- Supplied passage -
##############################
Zitat von Bernhard Schmidt <be...@birkenwald.de>:
Hi,It's not the number of inodes as it is common on ext2/ext3 but the percentage of space occupied by inodes which is dependant on the inode size, the number and the size of the volume. Check with xfs_info, on the filesystems we are using xfs on the percentage is 25% but it may be different on your side.Checked that, increased to 50%, no change. Someone on the XFS mailinglist believed it could be filesystem fragmentation after all. They need an aligned continous 16k block to allocate a new inode chunk, otherwise it will fail. I'm going to test that later.
This could be checked with "xfs_db -c frag -r /device"The second inode problem known with XFS is, that all inodes must be below 1TB if you are not using inode64 mount option. But this should not apply in your case :-)
Either way if you can not create any files in the spool area nothing Postfix can do about.True, I said that from the beginning. However I think this problem might be more common in the standard postfix installation than one might think. Dedicated small spool filesystems are common, XFS is a common filesystem, content-filtering with two instances/daemons is common. Those content-filtering setups always need at least one additional temporary file on the queue (incoming queue of the post-filter instance), otherwise they will deadlock. I'm not sure a reboot would help either, since a reboot does not usually clear files in the spool. Basically the only problem with postfix here is that I cannot have queue_minfree > 2GB to be on the safe side, so I don't know how to avoid this problem.
##############################
- Source information -
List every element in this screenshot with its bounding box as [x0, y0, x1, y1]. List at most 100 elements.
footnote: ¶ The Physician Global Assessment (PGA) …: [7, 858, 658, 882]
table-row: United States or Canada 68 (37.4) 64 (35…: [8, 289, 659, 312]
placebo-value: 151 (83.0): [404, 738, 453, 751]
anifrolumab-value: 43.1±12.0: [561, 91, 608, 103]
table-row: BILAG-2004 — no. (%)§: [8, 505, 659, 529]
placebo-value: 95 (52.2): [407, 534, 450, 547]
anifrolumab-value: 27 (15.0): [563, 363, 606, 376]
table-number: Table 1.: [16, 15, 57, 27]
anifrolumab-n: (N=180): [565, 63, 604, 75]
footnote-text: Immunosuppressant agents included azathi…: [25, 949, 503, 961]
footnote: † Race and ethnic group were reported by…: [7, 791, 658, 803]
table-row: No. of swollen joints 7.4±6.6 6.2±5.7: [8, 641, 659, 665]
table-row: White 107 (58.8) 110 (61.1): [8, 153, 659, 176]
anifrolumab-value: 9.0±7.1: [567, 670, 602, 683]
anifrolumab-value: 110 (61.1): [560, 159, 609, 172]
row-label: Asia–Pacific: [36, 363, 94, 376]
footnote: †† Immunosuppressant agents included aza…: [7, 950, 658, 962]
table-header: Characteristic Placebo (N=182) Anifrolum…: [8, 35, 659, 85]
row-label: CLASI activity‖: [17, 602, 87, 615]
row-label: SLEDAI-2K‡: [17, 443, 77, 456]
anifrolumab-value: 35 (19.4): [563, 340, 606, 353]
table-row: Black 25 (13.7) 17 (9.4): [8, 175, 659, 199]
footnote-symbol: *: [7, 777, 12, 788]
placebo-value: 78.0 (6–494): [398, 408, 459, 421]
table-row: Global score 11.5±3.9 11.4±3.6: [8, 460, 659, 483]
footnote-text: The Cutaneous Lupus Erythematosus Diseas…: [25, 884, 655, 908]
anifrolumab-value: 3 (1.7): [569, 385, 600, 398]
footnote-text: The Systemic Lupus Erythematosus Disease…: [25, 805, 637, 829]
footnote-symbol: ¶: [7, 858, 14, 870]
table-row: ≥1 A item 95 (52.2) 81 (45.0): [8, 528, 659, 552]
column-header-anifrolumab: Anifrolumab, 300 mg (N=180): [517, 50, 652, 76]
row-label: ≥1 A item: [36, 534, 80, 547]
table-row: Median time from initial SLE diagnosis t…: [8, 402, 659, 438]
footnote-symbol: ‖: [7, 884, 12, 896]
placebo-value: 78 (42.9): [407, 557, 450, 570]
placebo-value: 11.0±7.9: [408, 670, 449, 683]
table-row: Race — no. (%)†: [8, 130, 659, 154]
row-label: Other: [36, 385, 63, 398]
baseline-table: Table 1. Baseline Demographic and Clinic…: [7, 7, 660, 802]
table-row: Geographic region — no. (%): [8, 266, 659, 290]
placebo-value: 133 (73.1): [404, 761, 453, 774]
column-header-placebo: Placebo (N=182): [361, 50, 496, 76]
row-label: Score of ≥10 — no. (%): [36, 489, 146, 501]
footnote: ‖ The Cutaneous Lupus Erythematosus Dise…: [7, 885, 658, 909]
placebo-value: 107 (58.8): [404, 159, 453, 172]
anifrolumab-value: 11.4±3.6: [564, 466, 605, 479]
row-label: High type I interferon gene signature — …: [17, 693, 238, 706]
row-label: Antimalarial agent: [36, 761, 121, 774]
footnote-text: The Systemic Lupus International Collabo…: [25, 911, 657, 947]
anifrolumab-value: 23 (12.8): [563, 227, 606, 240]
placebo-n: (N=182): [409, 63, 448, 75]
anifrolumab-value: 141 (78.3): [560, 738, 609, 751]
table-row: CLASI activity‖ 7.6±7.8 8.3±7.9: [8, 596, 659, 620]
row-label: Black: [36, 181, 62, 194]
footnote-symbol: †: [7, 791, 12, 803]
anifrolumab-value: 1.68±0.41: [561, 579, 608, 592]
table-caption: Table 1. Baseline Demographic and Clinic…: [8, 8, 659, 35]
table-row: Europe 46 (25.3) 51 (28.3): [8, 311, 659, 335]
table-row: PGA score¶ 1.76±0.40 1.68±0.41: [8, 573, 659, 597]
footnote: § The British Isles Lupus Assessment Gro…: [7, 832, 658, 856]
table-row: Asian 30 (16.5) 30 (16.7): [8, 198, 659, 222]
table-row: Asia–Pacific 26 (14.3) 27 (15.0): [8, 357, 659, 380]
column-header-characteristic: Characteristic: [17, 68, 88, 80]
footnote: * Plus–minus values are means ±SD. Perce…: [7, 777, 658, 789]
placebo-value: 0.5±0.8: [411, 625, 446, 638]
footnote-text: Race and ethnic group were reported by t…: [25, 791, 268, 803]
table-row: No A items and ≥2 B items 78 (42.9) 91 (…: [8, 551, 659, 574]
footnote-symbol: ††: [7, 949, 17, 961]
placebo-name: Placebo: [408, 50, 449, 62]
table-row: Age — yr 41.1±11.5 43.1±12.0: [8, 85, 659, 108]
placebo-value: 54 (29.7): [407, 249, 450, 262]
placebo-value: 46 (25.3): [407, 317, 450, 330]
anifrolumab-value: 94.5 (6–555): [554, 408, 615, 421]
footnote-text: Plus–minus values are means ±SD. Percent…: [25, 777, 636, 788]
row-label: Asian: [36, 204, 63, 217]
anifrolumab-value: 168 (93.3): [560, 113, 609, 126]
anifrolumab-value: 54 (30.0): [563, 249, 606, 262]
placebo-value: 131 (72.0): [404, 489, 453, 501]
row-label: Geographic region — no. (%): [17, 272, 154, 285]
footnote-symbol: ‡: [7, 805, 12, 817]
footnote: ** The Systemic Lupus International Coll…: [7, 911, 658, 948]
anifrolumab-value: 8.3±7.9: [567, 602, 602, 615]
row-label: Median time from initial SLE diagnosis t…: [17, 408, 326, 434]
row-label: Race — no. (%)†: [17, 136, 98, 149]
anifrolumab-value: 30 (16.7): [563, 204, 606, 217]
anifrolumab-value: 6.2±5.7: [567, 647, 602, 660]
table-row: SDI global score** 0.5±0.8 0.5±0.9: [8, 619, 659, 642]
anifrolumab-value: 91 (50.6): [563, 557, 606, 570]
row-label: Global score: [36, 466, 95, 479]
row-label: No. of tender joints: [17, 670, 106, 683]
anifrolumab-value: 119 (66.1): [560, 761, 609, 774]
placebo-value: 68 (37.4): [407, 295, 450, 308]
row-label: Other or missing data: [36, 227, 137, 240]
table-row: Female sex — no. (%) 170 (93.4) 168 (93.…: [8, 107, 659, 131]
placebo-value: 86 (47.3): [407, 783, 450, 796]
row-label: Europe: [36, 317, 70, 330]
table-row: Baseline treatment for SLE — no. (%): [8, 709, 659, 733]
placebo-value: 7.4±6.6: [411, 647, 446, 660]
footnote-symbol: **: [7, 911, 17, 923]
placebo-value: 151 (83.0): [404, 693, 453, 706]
##############################
- Exercise A -
Rewrite the XFS inode post between "Zitat von Bernhard" and "your case :-)", inclusive, renaming "mailinglist" to "mailing list".
- Exercise B -
Answer these questions about the XFS inode post:
(i) To what percentage was the space for inodes increased?
(ii) What must be available to allocate a new inode chunk?
(iii) Which mount option, if not used, requires all inodes to be below 1TB?

- Expected answer A -
Zitat von Bernhard Schmidt <be...@birkenwald.de>:
Hi,It's not the number of inodes as it is common on ext2/ext3 but the percentage of space occupied by inodes which is dependant on the inode size, the number and the size of the volume. Check with xfs_info, on the filesystems we are using xfs on the percentage is 25% but it may be different on your side.Checked that, increased to 50%, no change. Someone on the XFS mailing list believed it could be filesystem fragmentation after all. They need an aligned continous 16k block to allocate a new inode chunk, otherwise it will fail. I'm going to test that later.
This could be checked with "xfs_db -c frag -r /device"The second inode problem known with XFS is, that all inodes must be below 1TB if you are not using inode64 mount option. But this should not apply in your case :-)

- Expected answer B -
(i) 50%
(ii) An aligned continuous 16k block
(iii) inode64